Switching the Local Symmetry from D_5h to D_4h for Single-Molecule Magnets by Non-Coordinating Solvents

Round 1

Reviewer 1 Report

The paper by Yan-Zhen Zheng and co-workers provides a thorough investigation of a new complex [Dy(O^tBu)₂(4-PhPy)₅][BPh₄] (1) with single-molecule magnet (SMM) behaviour, and draws direct comparisons to their previously reported compound [Dy(O^tBu)₂(4-PhPy)₄][BPh₄] (2). Although the synthetic procedures are identical apart from the solvent employed (toluene for 1 and THF for 2), this difference results in changes in the coordination environment around the Dy centre (7-coordinate for 1 and 6-coordinate for 2), despite the solvent being non-coordinating. This change in coordination number causes a change in symmetry around the Dy centre, which in turn has consequences on the magnetic properties. For 1, where more ligands are in the equatorial plane, symmetry is lowered and thus the barrier to relaxation is smaller than that of 2, which possesses higher symmetry around the Dy centre. Through structural and detailed magnetic investigations, supported by ab initio calculations, Yan-Zhen Zheng and co-workers draw on magneto-structural correlations to explain the differences in the SMM properties of 1 and 2. They also make use of theoretical calculations to determine the role of the solvent in determining the coordination environment, which was postulated to arise due to the differences in the electrostatic potentials of THF versus toluene, and as a result how these interact with the 4-PhPy ligands which reside in the equatorial positions.

The review is very thorough and well written; it will certainly be of interest to the journals readers. However, I have a few minor suggestions to improve the manuscript:

1. In abstract the authors write ‘More interestingly, this process is reversible and the magnetic energy barrier of 2 is higher than that of 1; while the relation of blocking temperature is just on the contrary due to the symmetry effect.’ I am not sure in which way the coordination number change is reversible, so this should be clarified in the main text.
2. The environment around the Dy centres is not strict in terms of symmetries, and so it is more correct to be referred to as pseudo-D_5h and D_4h OR add a sentence in the crystallography section to explain that the symmetry is approximate and not strictly D_5h and D_4h.
3. The authors refer a lot to their previous report of complex 2, but don’t provide a reference for this other in the introduction where it is included in reference to previous Dy SMMs along with multiple others. It would certainly help the reader if this reference could be added where previous data (e.g. crystallography and magnetic properties) is referred to.
4. Sentence starting line 88: ‘The X-ray single crystal structure analysis reveals that the two complexes respectively compose of mononuclear seven-coordinate cation with [Dy(O^tBu)₂(4-PhPy)₅]⁺ for 1 and six-coordinate cation with [Dy(O^tBu)₂(4-PhPy)₄]⁺ for 2 motif’. The way this is phrased implies both complexes are seven coordinate. I would suggest the authors rephrase along the lines of ‘The X-ray single crystal structure analysis reveals that complex 1 is composed as a mononuclear mononuclear seven-coordinate cation with [Dy(O^tBu)₂(4-PhPy)₅]⁺, whereas complex 2 has a six-coordinate cation motif [Dy(O^tBu)2(4-PhPy)₄]⁺’.

EXCERPTED RECORDS:
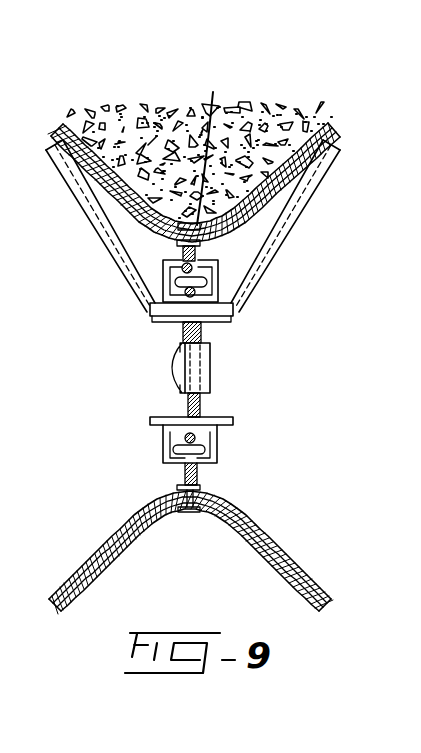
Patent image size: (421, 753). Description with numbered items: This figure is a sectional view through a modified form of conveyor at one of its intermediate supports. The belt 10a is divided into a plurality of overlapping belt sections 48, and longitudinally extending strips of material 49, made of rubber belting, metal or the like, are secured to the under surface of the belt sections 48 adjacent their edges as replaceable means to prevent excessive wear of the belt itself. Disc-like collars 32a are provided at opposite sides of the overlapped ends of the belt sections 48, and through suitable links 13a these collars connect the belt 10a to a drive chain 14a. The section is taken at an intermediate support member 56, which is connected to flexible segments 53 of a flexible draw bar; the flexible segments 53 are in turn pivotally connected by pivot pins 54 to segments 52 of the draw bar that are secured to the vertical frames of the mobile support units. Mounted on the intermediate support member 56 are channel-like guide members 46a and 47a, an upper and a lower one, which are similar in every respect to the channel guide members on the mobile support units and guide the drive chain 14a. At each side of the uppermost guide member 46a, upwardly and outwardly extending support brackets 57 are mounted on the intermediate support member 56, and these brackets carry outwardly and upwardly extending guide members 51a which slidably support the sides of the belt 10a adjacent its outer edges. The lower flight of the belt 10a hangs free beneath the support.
==
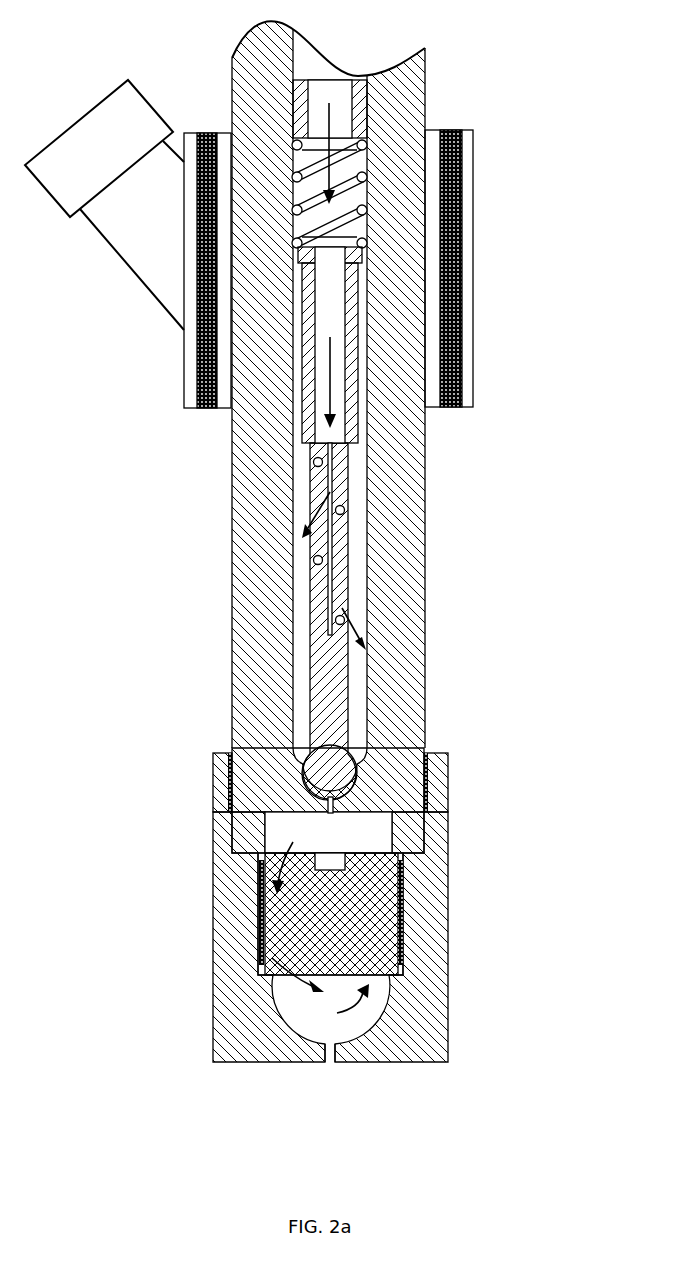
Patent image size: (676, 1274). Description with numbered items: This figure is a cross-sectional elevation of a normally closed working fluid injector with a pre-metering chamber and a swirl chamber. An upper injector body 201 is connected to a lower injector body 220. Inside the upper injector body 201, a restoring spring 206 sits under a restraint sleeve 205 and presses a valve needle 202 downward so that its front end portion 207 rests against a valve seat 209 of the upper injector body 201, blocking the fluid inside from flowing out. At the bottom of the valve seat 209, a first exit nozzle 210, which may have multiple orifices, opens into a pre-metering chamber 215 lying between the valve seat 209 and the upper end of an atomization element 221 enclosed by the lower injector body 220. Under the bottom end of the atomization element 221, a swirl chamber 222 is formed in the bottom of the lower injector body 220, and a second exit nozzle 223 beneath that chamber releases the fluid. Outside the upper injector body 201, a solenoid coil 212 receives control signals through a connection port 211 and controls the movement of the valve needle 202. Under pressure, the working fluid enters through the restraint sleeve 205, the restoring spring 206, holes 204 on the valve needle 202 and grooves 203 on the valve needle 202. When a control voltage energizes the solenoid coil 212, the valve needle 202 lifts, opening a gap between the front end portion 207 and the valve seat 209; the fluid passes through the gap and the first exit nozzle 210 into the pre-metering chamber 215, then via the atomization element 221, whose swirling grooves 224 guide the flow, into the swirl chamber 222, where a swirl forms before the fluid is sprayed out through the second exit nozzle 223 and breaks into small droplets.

PROBLEMS TO SOLVE:
• 1. Rewrite the reviewer report from "2. The environment" through "is referred to.", changing "reader" to "audience".
• 2. According to the reviewer report, which solvent was used to synthesize complex 1?
The records play no part in what follows.

SOLUTION SET:
• 1.
2. The environment around the Dy centres is not strict in terms of symmetries, and so it is more correct to be referred to as pseudo-D_5h and D_4h OR add a sentence in the crystallography section to explain that the symmetry is approximate and not strictly D_5h and D_4h.
3. The authors refer a lot to their previous report of complex 2, but don’t provide a reference for this other in the introduction where it is included in reference to previous Dy SMMs along with multiple others. It would certainly help the audience if this reference could be added where previous data (e.g. crystallography and magnetic properties) is referred to.

• 2. Toluene.